Show each line from the listing that includes the word "response".

-- Begin TASK DATA --

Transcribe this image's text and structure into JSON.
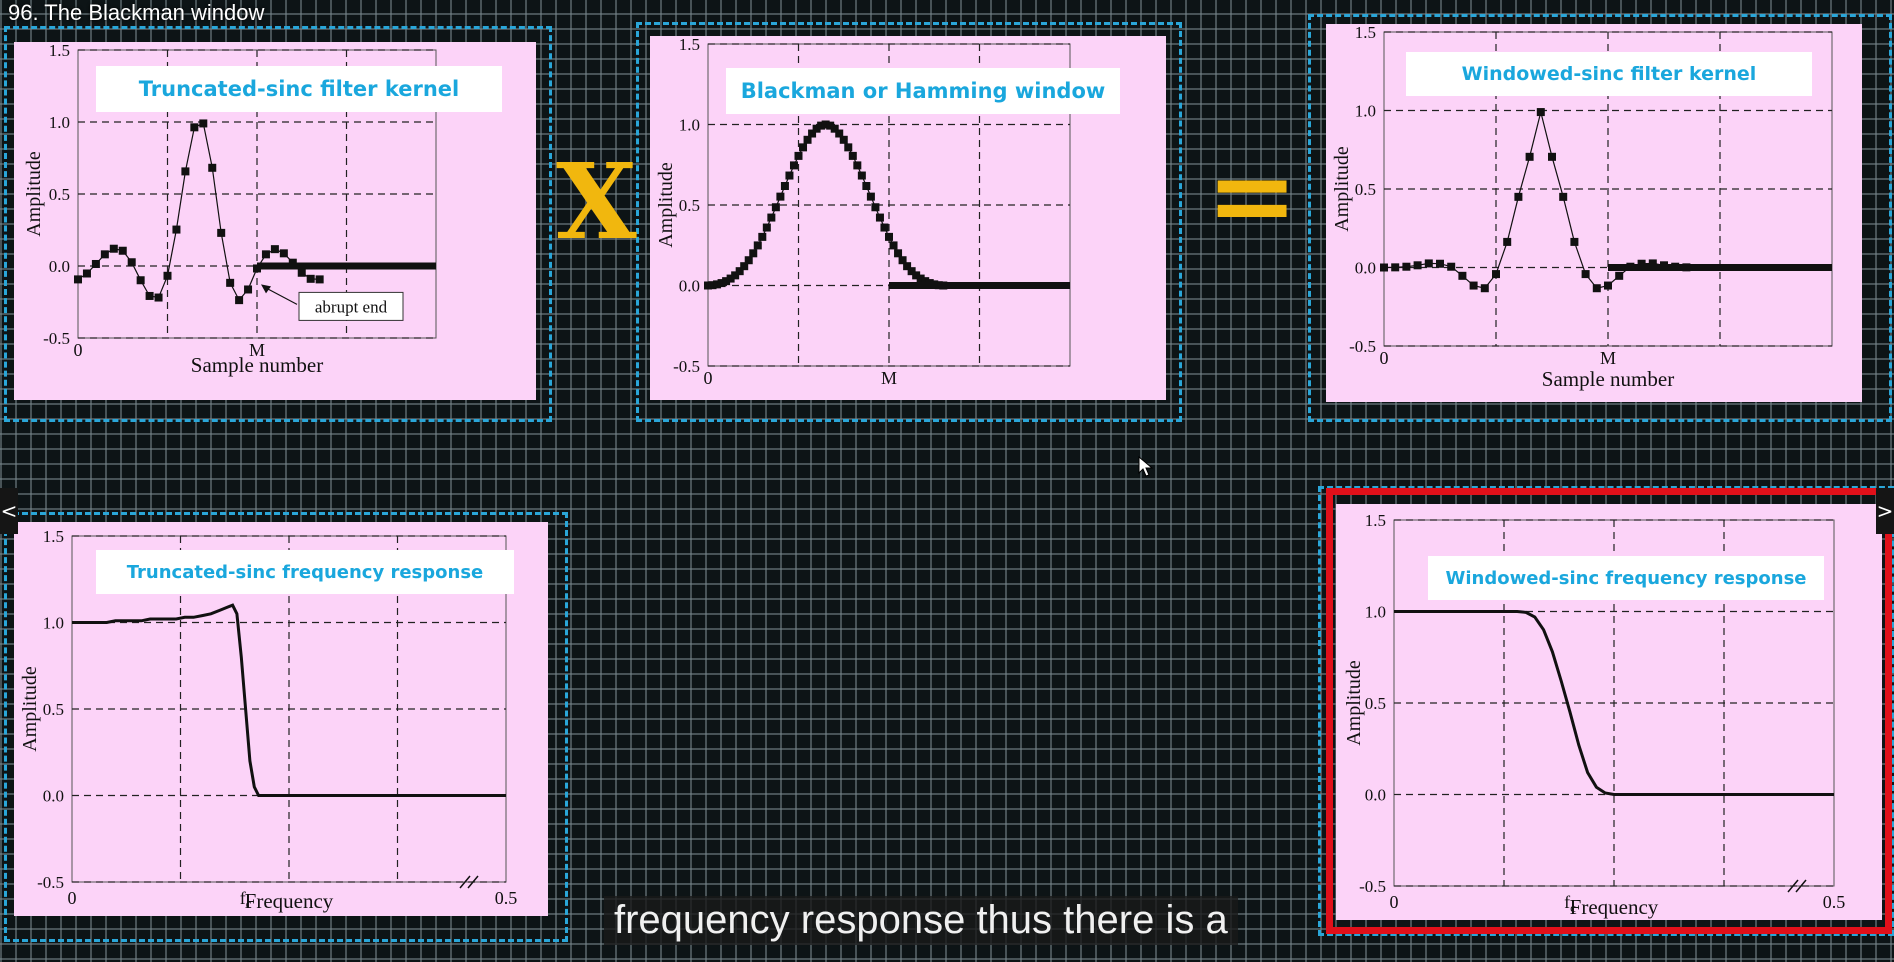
{
  "video": {
    "title": "96. The Blackman window"
  },
  "operators": {
    "multiply": "X",
    "equals": "="
  },
  "subtitle": "frequency response thus there is a",
  "controls": {
    "prev": "<",
    "next": ">"
  },
  "colors": {
    "panel_bg": "#fcd3f8",
    "title_text": "#1aa7dd",
    "frame": "#2aa6d8",
    "highlight": "#e0101a",
    "operator": "#f1b70e"
  },
  "chart_data": [
    {
      "id": "kernel",
      "type": "scatter",
      "title": "Truncated-sinc filter kernel",
      "xlabel": "Sample number",
      "ylabel": "Amplitude",
      "x_ticks": [
        {
          "v": 0,
          "label": "0"
        },
        {
          "v": 1,
          "label": "M"
        }
      ],
      "xlim": [
        0,
        2.0
      ],
      "ylim": [
        -0.5,
        1.5
      ],
      "y_ticks": [
        "-0.5",
        "0.0",
        "0.5",
        "1.0",
        "1.5"
      ],
      "grid": true,
      "annotation": "abrupt end",
      "points": [
        [
          0.0,
          -0.093
        ],
        [
          0.05,
          -0.052
        ],
        [
          0.1,
          0.014
        ],
        [
          0.15,
          0.081
        ],
        [
          0.2,
          0.12
        ],
        [
          0.25,
          0.106
        ],
        [
          0.3,
          0.026
        ],
        [
          0.35,
          -0.099
        ],
        [
          0.4,
          -0.208
        ],
        [
          0.45,
          -0.219
        ],
        [
          0.5,
          -0.068
        ],
        [
          0.55,
          0.253
        ],
        [
          0.6,
          0.657
        ],
        [
          0.65,
          0.963
        ],
        [
          0.7,
          0.99
        ],
        [
          0.75,
          0.682
        ],
        [
          0.8,
          0.23
        ],
        [
          0.85,
          -0.117
        ],
        [
          0.9,
          -0.237
        ],
        [
          0.95,
          -0.163
        ],
        [
          1.0,
          -0.017
        ],
        [
          1.05,
          0.081
        ],
        [
          1.1,
          0.117
        ],
        [
          1.15,
          0.088
        ],
        [
          1.2,
          0.023
        ],
        [
          1.25,
          -0.047
        ],
        [
          1.3,
          -0.089
        ],
        [
          1.35,
          -0.093
        ]
      ],
      "tail": [
        [
          1.0,
          0.0
        ],
        [
          2.0,
          0.0
        ]
      ]
    },
    {
      "id": "window",
      "type": "scatter",
      "title": "Blackman or Hamming window",
      "xlabel": "",
      "ylabel": "Amplitude",
      "x_ticks": [
        {
          "v": 0,
          "label": "0"
        },
        {
          "v": 1,
          "label": "M"
        }
      ],
      "xlim": [
        0,
        2.0
      ],
      "ylim": [
        -0.5,
        1.5
      ],
      "y_ticks": [
        "-0.5",
        "0.0",
        "0.5",
        "1.0",
        "1.5"
      ],
      "grid": true,
      "points": [
        [
          0.0,
          0.0
        ],
        [
          0.025,
          0.002
        ],
        [
          0.05,
          0.007
        ],
        [
          0.075,
          0.015
        ],
        [
          0.1,
          0.027
        ],
        [
          0.125,
          0.043
        ],
        [
          0.15,
          0.063
        ],
        [
          0.175,
          0.089
        ],
        [
          0.2,
          0.12
        ],
        [
          0.225,
          0.157
        ],
        [
          0.25,
          0.2
        ],
        [
          0.275,
          0.249
        ],
        [
          0.3,
          0.302
        ],
        [
          0.325,
          0.36
        ],
        [
          0.35,
          0.422
        ],
        [
          0.375,
          0.486
        ],
        [
          0.4,
          0.552
        ],
        [
          0.425,
          0.618
        ],
        [
          0.45,
          0.683
        ],
        [
          0.475,
          0.746
        ],
        [
          0.5,
          0.805
        ],
        [
          0.525,
          0.858
        ],
        [
          0.55,
          0.905
        ],
        [
          0.575,
          0.944
        ],
        [
          0.6,
          0.974
        ],
        [
          0.625,
          0.993
        ],
        [
          0.65,
          1.0
        ],
        [
          0.675,
          0.993
        ],
        [
          0.7,
          0.974
        ],
        [
          0.725,
          0.944
        ],
        [
          0.75,
          0.905
        ],
        [
          0.775,
          0.858
        ],
        [
          0.8,
          0.805
        ],
        [
          0.825,
          0.746
        ],
        [
          0.85,
          0.683
        ],
        [
          0.875,
          0.618
        ],
        [
          0.9,
          0.552
        ],
        [
          0.925,
          0.486
        ],
        [
          0.95,
          0.422
        ],
        [
          0.975,
          0.36
        ],
        [
          1.0,
          0.302
        ],
        [
          1.025,
          0.249
        ],
        [
          1.05,
          0.2
        ],
        [
          1.075,
          0.157
        ],
        [
          1.1,
          0.12
        ],
        [
          1.125,
          0.089
        ],
        [
          1.15,
          0.063
        ],
        [
          1.175,
          0.043
        ],
        [
          1.2,
          0.027
        ],
        [
          1.225,
          0.015
        ],
        [
          1.25,
          0.007
        ],
        [
          1.275,
          0.002
        ],
        [
          1.3,
          0.0
        ]
      ],
      "tail": [
        [
          1.0,
          0.0
        ],
        [
          2.0,
          0.0
        ]
      ]
    },
    {
      "id": "windowed_kernel",
      "type": "scatter",
      "title": "Windowed-sinc filter kernel",
      "xlabel": "Sample number",
      "ylabel": "Amplitude",
      "x_ticks": [
        {
          "v": 0,
          "label": "0"
        },
        {
          "v": 1,
          "label": "M"
        }
      ],
      "xlim": [
        0,
        2.0
      ],
      "ylim": [
        -0.5,
        1.5
      ],
      "y_ticks": [
        "-0.5",
        "0.0",
        "0.5",
        "1.0",
        "1.5"
      ],
      "grid": true,
      "points": [
        [
          0.0,
          0.0
        ],
        [
          0.05,
          0.001
        ],
        [
          0.1,
          0.005
        ],
        [
          0.15,
          0.014
        ],
        [
          0.2,
          0.026
        ],
        [
          0.25,
          0.024
        ],
        [
          0.3,
          0.005
        ],
        [
          0.35,
          -0.053
        ],
        [
          0.4,
          -0.115
        ],
        [
          0.45,
          -0.132
        ],
        [
          0.5,
          -0.042
        ],
        [
          0.55,
          0.163
        ],
        [
          0.6,
          0.45
        ],
        [
          0.65,
          0.705
        ],
        [
          0.7,
          0.99
        ],
        [
          0.75,
          0.705
        ],
        [
          0.8,
          0.45
        ],
        [
          0.85,
          0.163
        ],
        [
          0.9,
          -0.042
        ],
        [
          0.95,
          -0.132
        ],
        [
          1.0,
          -0.115
        ],
        [
          1.05,
          -0.053
        ],
        [
          1.1,
          0.005
        ],
        [
          1.15,
          0.024
        ],
        [
          1.2,
          0.026
        ],
        [
          1.25,
          0.014
        ],
        [
          1.3,
          0.005
        ],
        [
          1.35,
          0.001
        ]
      ],
      "tail": [
        [
          1.0,
          0.0
        ],
        [
          2.0,
          0.0
        ]
      ]
    },
    {
      "id": "trunc_freq",
      "type": "line",
      "title": "Truncated-sinc frequency response",
      "xlabel": "Frequency",
      "ylabel": "Amplitude",
      "x_ticks": [
        {
          "v": 0,
          "label": "0"
        },
        {
          "v": 0.2,
          "label": "fc"
        },
        {
          "v": 0.5,
          "label": "0.5"
        }
      ],
      "xlim": [
        0,
        0.5
      ],
      "ylim": [
        -0.5,
        1.5
      ],
      "y_ticks": [
        "-0.5",
        "0.0",
        "0.5",
        "1.0",
        "1.5"
      ],
      "grid": true,
      "points": [
        [
          0.0,
          1.0
        ],
        [
          0.01,
          1.0
        ],
        [
          0.02,
          1.0
        ],
        [
          0.03,
          1.0
        ],
        [
          0.04,
          1.0
        ],
        [
          0.05,
          1.01
        ],
        [
          0.06,
          1.01
        ],
        [
          0.07,
          1.01
        ],
        [
          0.08,
          1.01
        ],
        [
          0.09,
          1.02
        ],
        [
          0.1,
          1.02
        ],
        [
          0.11,
          1.02
        ],
        [
          0.12,
          1.02
        ],
        [
          0.13,
          1.03
        ],
        [
          0.14,
          1.03
        ],
        [
          0.15,
          1.04
        ],
        [
          0.16,
          1.05
        ],
        [
          0.17,
          1.07
        ],
        [
          0.18,
          1.09
        ],
        [
          0.185,
          1.1
        ],
        [
          0.19,
          1.05
        ],
        [
          0.195,
          0.8
        ],
        [
          0.2,
          0.5
        ],
        [
          0.205,
          0.2
        ],
        [
          0.21,
          0.05
        ],
        [
          0.215,
          0.0
        ],
        [
          0.22,
          0.0
        ],
        [
          0.23,
          0.0
        ],
        [
          0.24,
          0.0
        ],
        [
          0.25,
          0.0
        ],
        [
          0.26,
          0.0
        ],
        [
          0.27,
          0.0
        ],
        [
          0.28,
          0.0
        ],
        [
          0.29,
          0.0
        ],
        [
          0.3,
          0.0
        ],
        [
          0.32,
          0.0
        ],
        [
          0.34,
          0.0
        ],
        [
          0.36,
          0.0
        ],
        [
          0.38,
          0.0
        ],
        [
          0.4,
          0.0
        ],
        [
          0.42,
          0.0
        ],
        [
          0.44,
          0.0
        ],
        [
          0.46,
          0.0
        ],
        [
          0.48,
          0.0
        ],
        [
          0.5,
          0.0
        ]
      ]
    },
    {
      "id": "win_freq",
      "type": "line",
      "title": "Windowed-sinc frequency response",
      "xlabel": "Frequency",
      "ylabel": "Amplitude",
      "x_ticks": [
        {
          "v": 0,
          "label": "0"
        },
        {
          "v": 0.2,
          "label": "fc"
        },
        {
          "v": 0.5,
          "label": "0.5"
        }
      ],
      "xlim": [
        0,
        0.5
      ],
      "ylim": [
        -0.5,
        1.5
      ],
      "y_ticks": [
        "-0.5",
        "0.0",
        "0.5",
        "1.0",
        "1.5"
      ],
      "grid": true,
      "points": [
        [
          0.0,
          1.0
        ],
        [
          0.05,
          1.0
        ],
        [
          0.1,
          1.0
        ],
        [
          0.14,
          1.0
        ],
        [
          0.15,
          0.995
        ],
        [
          0.16,
          0.97
        ],
        [
          0.17,
          0.9
        ],
        [
          0.18,
          0.78
        ],
        [
          0.19,
          0.62
        ],
        [
          0.2,
          0.45
        ],
        [
          0.21,
          0.27
        ],
        [
          0.22,
          0.12
        ],
        [
          0.23,
          0.04
        ],
        [
          0.24,
          0.008
        ],
        [
          0.25,
          0.0
        ],
        [
          0.3,
          0.0
        ],
        [
          0.35,
          0.0
        ],
        [
          0.4,
          0.0
        ],
        [
          0.45,
          0.0
        ],
        [
          0.5,
          0.0
        ]
      ]
    }
  ]
}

-- End TASK DATA --

### EXERCISE RESULT
  "subtitle": "frequency response thus there is a",
      "title": "Truncated-sinc frequency response",
      "title": "Windowed-sinc frequency response",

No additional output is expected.